Instruction: How many lines in the records below contain the word "Operator"? Answer with the number alone.

··· Data shown ···

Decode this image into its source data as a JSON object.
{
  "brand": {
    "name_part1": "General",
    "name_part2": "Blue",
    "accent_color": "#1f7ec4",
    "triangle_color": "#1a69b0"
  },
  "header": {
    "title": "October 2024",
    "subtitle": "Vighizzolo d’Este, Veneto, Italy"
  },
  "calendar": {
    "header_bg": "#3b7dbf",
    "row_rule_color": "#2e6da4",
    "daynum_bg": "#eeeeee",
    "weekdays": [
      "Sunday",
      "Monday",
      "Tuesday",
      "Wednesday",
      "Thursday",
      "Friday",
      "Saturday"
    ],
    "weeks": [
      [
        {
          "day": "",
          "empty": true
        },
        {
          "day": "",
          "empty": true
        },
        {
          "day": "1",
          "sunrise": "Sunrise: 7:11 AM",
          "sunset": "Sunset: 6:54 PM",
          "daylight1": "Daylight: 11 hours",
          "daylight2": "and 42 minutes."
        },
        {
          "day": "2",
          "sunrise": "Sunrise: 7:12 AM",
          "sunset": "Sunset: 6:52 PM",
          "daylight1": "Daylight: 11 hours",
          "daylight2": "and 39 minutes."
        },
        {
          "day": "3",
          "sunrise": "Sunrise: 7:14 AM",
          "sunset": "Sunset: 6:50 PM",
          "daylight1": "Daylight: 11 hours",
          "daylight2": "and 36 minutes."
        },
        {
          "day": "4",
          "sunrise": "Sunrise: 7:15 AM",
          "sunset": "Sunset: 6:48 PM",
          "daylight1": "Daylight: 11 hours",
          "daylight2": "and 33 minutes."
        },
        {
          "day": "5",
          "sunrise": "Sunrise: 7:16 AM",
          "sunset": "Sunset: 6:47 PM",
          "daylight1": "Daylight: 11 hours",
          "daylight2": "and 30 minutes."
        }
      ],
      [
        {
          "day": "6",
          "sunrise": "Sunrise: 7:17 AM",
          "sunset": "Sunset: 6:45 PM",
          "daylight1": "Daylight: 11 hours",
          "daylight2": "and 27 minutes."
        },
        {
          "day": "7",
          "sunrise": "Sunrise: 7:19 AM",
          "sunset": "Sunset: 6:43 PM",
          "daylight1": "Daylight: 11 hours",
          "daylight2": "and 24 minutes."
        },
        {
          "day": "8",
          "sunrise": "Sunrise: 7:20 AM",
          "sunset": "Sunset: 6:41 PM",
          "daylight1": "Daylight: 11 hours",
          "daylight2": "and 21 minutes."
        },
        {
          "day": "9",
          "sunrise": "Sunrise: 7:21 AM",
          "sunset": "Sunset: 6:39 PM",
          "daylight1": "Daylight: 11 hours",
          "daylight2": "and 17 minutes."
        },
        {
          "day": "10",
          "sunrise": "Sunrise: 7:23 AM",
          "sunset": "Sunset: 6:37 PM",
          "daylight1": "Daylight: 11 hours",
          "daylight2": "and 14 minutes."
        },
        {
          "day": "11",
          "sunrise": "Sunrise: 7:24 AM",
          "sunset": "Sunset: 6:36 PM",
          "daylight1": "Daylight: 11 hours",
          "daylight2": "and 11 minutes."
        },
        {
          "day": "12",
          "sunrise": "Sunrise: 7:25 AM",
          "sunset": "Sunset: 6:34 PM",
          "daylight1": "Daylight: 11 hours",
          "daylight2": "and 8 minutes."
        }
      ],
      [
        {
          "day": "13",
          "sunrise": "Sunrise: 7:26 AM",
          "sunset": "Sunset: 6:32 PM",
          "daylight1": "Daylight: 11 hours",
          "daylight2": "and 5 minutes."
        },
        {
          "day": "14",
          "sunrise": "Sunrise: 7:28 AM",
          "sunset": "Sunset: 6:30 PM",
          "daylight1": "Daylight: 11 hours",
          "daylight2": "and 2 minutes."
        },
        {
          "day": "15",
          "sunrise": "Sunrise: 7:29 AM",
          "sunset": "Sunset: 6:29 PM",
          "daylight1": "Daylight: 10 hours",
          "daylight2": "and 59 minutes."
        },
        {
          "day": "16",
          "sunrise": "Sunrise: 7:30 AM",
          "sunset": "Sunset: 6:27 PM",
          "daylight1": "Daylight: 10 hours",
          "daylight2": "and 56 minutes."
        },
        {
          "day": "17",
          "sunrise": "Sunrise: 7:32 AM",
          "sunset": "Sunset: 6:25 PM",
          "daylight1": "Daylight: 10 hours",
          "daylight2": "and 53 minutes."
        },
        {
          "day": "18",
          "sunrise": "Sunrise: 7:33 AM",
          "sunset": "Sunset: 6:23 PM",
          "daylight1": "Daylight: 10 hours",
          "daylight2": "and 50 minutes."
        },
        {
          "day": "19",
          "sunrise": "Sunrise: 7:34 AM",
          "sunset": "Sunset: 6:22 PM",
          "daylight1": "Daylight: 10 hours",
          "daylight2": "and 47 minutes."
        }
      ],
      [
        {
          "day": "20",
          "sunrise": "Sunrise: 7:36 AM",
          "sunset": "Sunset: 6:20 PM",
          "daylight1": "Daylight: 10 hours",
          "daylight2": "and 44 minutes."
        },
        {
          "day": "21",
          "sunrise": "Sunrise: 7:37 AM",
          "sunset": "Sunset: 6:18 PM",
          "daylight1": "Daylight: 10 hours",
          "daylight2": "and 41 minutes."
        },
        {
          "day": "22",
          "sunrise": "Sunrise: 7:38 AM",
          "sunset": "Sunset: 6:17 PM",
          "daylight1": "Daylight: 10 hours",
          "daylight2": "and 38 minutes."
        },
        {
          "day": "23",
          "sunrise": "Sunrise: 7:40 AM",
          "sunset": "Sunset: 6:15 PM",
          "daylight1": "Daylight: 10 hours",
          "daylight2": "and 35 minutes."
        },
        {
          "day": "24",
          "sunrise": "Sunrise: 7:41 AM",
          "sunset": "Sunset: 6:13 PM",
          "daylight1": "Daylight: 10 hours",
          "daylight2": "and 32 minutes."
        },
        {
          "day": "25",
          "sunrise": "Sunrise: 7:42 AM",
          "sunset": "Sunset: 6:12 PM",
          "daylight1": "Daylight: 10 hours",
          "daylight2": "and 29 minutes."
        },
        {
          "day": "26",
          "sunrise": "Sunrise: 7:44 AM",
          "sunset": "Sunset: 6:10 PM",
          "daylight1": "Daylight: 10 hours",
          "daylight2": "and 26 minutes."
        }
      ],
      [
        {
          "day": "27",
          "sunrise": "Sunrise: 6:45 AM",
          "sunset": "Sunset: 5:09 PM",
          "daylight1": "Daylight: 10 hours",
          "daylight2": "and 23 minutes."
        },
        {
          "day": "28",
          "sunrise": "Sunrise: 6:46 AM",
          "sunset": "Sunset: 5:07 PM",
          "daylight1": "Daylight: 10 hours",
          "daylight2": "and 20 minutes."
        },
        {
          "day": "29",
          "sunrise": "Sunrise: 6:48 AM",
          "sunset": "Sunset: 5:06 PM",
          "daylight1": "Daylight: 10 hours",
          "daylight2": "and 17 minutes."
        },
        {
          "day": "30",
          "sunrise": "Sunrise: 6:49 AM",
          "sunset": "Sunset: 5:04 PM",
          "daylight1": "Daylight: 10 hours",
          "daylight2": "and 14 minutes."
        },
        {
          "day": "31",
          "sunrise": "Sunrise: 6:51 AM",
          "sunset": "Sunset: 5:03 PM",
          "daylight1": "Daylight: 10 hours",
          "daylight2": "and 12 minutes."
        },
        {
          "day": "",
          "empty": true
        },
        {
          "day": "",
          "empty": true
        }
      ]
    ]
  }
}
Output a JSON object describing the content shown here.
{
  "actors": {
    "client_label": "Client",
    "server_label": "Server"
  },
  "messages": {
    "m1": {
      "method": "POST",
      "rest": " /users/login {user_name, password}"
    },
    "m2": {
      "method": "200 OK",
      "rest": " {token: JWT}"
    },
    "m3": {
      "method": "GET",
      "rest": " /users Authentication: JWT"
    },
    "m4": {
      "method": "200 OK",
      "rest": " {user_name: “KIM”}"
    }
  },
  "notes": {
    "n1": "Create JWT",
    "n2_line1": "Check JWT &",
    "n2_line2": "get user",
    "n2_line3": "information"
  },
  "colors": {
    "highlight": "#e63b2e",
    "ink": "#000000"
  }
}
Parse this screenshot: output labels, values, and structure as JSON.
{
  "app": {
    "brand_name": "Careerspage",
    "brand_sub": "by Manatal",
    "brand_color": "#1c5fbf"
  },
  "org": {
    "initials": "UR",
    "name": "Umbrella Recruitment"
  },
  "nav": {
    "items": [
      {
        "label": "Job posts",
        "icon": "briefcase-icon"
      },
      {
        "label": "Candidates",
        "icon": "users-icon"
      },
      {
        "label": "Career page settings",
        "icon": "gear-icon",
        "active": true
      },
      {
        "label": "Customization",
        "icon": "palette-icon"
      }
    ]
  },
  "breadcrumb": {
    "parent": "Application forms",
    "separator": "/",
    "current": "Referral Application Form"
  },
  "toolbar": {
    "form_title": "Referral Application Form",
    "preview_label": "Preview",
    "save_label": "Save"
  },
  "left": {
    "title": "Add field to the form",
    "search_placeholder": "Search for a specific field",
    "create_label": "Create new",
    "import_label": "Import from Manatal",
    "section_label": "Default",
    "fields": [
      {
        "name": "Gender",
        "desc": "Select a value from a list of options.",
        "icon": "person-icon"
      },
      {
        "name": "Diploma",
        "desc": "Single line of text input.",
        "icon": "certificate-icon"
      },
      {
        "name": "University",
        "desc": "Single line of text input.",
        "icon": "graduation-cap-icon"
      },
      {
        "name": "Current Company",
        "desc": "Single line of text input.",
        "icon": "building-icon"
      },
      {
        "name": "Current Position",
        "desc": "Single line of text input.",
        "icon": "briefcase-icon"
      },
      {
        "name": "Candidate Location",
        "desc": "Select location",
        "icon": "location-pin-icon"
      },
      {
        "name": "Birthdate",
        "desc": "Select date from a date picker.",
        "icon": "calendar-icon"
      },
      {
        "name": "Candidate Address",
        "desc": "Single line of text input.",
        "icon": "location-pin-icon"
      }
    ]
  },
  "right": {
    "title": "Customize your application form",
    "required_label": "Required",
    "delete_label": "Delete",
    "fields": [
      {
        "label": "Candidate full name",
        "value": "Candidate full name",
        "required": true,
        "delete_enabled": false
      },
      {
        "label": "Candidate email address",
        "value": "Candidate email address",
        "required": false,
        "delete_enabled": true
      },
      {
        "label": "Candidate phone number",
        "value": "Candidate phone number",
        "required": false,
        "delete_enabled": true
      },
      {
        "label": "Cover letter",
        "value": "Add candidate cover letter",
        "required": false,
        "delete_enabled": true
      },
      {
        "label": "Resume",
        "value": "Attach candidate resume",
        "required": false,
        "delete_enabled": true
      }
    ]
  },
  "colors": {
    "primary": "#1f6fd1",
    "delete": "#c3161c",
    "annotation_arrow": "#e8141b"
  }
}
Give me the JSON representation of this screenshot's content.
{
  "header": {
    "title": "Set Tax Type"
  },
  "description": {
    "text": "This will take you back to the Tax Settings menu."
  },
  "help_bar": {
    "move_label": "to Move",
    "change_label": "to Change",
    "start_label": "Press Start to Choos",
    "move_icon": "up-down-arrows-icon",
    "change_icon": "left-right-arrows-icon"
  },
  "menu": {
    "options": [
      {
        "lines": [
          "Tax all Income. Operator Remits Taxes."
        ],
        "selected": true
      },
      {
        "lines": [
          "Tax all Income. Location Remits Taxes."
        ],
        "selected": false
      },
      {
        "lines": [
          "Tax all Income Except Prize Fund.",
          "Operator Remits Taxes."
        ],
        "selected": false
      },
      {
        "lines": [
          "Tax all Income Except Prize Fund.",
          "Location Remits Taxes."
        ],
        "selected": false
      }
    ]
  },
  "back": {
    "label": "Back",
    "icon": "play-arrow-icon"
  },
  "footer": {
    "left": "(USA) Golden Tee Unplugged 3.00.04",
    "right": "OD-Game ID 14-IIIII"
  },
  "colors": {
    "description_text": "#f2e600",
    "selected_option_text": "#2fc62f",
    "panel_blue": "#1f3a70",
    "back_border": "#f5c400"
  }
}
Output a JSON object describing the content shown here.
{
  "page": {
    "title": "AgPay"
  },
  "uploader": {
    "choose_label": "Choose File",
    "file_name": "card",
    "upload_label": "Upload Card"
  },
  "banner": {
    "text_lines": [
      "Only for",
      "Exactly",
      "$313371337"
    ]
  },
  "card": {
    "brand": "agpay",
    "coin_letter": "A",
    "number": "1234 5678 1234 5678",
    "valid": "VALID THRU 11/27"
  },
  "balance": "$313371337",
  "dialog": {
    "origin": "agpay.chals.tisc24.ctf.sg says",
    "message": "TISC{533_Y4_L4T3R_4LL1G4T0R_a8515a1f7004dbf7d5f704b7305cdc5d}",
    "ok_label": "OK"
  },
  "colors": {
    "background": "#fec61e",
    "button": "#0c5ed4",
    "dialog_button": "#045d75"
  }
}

···

Solution to this problem: 2